DATA FOR PROCESSING:
____________________
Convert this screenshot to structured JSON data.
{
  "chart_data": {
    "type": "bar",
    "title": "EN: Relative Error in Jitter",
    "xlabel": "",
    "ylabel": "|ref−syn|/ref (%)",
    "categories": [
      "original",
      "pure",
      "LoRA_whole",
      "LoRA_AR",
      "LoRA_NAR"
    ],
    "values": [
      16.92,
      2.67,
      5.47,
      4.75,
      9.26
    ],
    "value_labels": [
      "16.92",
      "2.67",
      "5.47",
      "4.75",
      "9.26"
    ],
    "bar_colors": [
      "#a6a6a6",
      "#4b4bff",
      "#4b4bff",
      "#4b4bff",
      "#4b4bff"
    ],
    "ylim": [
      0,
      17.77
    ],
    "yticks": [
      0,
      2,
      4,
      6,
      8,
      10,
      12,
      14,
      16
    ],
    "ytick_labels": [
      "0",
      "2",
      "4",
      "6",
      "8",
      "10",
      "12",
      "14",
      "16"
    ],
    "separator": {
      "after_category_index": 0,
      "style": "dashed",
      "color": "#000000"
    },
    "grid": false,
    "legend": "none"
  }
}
____________________
WRITTEN EXERCISE:
Type out all of the material again, word for word.

WRITTEN ANSWER:
Convert this screenshot to structured JSON data.
{
  "chart_data": {
    "type": "bar",
    "title": "EN: Relative Error in Jitter",
    "xlabel": "",
    "ylabel": "|ref−syn|/ref (%)",
    "categories": [
      "original",
      "pure",
      "LoRA_whole",
      "LoRA_AR",
      "LoRA_NAR"
    ],
    "values": [
      16.92,
      2.67,
      5.47,
      4.75,
      9.26
    ],
    "value_labels": [
      "16.92",
      "2.67",
      "5.47",
      "4.75",
      "9.26"
    ],
    "bar_colors": [
      "#a6a6a6",
      "#4b4bff",
      "#4b4bff",
      "#4b4bff",
      "#4b4bff"
    ],
    "ylim": [
      0,
      17.77
    ],
    "yticks": [
      0,
      2,
      4,
      6,
      8,
      10,
      12,
      14,
      16
    ],
    "ytick_labels": [
      "0",
      "2",
      "4",
      "6",
      "8",
      "10",
      "12",
      "14",
      "16"
    ],
    "separator": {
      "after_category_index": 0,
      "style": "dashed",
      "color": "#000000"
    },
    "grid": false,
    "legend": "none"
  }
}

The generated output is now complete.